> Set task: Gather all lines in the data that hold the string "content".

> Exercise material:

○ ○ ○

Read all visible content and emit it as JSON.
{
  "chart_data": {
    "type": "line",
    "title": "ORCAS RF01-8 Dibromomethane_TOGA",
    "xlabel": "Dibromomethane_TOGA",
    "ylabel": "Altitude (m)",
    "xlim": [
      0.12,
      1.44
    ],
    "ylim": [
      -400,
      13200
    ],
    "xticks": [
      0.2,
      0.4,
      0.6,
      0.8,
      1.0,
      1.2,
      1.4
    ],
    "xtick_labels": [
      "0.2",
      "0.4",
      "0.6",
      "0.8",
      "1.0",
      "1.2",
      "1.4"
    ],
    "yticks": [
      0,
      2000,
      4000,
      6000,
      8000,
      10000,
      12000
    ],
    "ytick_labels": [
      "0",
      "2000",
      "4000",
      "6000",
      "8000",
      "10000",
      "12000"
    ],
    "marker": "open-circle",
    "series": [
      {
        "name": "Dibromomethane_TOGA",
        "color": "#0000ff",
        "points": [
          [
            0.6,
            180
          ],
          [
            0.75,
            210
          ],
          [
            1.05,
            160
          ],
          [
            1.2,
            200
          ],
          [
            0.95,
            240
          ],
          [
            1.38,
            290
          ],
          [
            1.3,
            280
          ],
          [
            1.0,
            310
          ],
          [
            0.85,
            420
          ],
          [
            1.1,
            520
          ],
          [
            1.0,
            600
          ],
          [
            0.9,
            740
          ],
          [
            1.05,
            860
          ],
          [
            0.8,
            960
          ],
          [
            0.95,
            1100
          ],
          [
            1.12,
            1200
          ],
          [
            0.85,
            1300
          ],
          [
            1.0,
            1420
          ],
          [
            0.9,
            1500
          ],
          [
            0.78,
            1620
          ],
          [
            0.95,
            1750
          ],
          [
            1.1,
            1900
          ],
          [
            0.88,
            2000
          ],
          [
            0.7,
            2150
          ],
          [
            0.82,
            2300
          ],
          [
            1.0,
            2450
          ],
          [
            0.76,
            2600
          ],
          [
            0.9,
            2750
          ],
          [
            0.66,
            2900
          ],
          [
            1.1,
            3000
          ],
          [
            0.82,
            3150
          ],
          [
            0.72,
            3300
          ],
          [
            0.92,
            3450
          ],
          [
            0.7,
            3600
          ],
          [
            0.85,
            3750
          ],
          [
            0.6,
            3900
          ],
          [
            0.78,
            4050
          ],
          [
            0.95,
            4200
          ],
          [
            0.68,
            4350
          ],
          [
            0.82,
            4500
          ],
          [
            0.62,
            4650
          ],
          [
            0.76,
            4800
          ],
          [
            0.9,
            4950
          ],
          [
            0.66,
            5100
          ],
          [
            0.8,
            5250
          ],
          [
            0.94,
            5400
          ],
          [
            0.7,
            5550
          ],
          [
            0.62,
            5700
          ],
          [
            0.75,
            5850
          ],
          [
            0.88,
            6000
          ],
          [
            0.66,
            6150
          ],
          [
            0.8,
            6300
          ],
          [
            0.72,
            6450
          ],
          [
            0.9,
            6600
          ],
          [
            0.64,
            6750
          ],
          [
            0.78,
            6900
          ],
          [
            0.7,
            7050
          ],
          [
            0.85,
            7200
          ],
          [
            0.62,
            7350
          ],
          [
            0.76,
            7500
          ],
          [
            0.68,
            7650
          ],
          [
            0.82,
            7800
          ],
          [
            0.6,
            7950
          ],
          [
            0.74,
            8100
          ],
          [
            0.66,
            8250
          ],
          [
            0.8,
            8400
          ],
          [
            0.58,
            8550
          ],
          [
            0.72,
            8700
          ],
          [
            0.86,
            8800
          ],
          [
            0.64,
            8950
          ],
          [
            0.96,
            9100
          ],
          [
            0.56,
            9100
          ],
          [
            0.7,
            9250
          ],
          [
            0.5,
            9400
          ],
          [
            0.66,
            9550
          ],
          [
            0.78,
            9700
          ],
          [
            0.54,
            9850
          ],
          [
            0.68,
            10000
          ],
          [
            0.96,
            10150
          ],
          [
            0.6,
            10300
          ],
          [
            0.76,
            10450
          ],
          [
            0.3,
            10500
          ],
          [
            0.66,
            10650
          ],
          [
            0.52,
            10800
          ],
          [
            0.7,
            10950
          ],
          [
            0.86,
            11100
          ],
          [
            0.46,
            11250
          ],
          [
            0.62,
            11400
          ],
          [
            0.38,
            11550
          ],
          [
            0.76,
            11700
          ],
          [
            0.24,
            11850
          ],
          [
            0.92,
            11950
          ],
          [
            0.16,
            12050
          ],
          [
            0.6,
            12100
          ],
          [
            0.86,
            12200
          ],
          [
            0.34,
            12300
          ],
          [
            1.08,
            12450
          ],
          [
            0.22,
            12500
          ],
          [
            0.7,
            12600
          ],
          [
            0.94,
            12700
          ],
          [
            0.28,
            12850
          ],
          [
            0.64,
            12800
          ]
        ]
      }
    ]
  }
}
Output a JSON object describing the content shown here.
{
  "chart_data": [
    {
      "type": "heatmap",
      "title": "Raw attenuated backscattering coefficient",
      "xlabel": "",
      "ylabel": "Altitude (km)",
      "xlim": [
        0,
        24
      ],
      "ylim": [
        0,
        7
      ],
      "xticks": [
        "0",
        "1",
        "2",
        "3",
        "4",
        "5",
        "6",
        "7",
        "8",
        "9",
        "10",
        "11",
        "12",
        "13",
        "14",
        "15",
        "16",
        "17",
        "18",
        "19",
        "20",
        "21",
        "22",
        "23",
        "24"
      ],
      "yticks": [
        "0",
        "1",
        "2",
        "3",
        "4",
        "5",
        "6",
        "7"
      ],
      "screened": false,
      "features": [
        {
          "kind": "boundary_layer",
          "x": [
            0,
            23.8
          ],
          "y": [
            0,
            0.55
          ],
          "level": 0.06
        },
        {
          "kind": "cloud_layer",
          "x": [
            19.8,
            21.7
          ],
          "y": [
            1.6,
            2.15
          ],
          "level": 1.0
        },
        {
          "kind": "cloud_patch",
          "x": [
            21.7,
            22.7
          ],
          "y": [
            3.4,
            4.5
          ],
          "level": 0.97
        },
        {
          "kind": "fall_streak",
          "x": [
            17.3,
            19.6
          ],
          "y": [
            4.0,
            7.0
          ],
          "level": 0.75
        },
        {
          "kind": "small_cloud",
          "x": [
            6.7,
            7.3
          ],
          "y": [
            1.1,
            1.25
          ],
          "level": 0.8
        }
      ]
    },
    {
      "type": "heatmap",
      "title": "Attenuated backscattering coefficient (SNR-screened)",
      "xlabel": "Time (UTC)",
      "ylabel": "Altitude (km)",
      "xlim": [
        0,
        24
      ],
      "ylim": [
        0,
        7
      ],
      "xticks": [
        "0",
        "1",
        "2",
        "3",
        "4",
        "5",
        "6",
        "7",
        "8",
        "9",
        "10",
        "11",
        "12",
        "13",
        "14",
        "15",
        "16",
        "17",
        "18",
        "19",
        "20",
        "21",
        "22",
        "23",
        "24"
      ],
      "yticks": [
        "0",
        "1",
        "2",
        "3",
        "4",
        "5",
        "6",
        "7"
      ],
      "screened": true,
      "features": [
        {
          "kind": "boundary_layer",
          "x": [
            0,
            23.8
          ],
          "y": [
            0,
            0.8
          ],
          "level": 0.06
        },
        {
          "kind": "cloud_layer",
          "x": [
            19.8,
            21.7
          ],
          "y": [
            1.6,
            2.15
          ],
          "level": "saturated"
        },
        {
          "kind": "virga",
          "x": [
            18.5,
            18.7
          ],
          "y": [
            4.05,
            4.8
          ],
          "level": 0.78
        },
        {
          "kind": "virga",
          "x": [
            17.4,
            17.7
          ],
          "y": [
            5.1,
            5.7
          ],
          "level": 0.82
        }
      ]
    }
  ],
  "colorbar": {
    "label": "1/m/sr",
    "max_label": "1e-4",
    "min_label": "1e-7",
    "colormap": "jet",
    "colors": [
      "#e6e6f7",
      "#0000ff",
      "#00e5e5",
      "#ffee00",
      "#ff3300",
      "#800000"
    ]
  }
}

○ ○ ○

> Correct result:
Read all visible content and emit it as JSON.
Output a JSON object describing the content shown here.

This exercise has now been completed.